OBJECTIVE.
Look through the entries below and report how many lines hold the string "Buigveren". Only the number is wanted.

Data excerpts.
□ □ □ □ □ □ □
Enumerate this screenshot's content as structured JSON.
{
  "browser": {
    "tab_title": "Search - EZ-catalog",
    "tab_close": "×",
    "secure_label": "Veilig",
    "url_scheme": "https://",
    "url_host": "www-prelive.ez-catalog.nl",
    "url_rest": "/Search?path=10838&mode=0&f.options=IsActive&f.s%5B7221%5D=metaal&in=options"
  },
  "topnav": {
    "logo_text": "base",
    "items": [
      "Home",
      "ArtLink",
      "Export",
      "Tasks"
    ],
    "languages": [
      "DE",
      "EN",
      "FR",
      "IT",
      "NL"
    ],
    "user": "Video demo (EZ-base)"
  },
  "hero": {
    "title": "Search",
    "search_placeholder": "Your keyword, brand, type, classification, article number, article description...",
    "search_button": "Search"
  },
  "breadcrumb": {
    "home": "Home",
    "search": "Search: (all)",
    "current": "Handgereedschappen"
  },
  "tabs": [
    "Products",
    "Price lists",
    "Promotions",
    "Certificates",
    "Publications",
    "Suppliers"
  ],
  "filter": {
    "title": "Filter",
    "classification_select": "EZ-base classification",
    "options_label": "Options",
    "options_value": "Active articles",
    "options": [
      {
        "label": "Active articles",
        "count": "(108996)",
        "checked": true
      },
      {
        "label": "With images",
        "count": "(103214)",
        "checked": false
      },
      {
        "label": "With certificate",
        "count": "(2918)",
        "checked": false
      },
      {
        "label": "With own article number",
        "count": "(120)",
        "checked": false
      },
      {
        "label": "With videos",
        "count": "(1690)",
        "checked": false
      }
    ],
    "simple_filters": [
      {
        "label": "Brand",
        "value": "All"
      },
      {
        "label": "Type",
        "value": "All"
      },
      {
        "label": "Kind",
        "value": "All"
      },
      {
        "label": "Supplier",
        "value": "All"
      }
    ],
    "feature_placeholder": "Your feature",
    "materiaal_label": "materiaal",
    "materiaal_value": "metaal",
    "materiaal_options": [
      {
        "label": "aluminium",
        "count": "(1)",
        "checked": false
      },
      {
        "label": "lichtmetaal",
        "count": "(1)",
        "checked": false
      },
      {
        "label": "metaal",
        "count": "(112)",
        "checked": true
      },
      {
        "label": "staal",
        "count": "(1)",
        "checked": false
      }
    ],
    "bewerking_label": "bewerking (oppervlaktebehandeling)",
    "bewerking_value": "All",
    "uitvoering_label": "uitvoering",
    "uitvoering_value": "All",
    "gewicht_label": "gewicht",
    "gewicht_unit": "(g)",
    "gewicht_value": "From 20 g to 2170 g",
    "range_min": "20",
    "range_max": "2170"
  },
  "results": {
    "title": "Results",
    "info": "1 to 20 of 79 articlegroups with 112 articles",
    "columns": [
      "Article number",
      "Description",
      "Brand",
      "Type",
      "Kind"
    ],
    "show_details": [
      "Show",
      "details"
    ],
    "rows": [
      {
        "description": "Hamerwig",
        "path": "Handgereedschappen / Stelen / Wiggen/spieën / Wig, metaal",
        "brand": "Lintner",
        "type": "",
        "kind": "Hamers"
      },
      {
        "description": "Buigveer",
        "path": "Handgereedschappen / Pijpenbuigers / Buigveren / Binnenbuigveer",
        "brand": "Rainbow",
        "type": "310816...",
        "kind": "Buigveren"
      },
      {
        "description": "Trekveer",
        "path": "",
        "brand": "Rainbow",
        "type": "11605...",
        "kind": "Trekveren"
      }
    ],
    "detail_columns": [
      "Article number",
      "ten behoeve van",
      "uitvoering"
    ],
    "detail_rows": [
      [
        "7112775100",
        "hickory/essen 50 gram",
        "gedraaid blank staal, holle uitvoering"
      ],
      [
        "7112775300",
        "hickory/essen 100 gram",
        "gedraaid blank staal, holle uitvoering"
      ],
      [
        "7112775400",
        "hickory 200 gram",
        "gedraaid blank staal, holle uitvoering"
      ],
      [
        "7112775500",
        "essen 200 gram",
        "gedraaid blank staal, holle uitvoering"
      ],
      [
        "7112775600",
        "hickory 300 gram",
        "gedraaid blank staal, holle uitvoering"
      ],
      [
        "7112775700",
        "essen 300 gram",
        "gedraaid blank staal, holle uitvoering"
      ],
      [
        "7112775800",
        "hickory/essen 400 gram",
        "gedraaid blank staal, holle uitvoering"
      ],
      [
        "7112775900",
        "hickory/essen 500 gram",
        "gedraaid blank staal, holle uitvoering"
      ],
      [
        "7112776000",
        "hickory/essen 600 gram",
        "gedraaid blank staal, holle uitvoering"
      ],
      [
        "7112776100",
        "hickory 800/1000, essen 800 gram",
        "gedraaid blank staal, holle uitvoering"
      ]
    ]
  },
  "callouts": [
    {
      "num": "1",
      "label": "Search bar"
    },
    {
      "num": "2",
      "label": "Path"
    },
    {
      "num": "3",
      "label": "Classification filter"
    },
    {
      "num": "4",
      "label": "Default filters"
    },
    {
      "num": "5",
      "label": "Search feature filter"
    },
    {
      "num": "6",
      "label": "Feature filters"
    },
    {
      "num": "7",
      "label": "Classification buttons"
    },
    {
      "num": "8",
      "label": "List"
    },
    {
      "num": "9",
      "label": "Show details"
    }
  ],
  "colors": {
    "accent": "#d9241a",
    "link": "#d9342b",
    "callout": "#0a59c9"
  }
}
□ □ □ □ □ □ □
FINAL RESULT.
2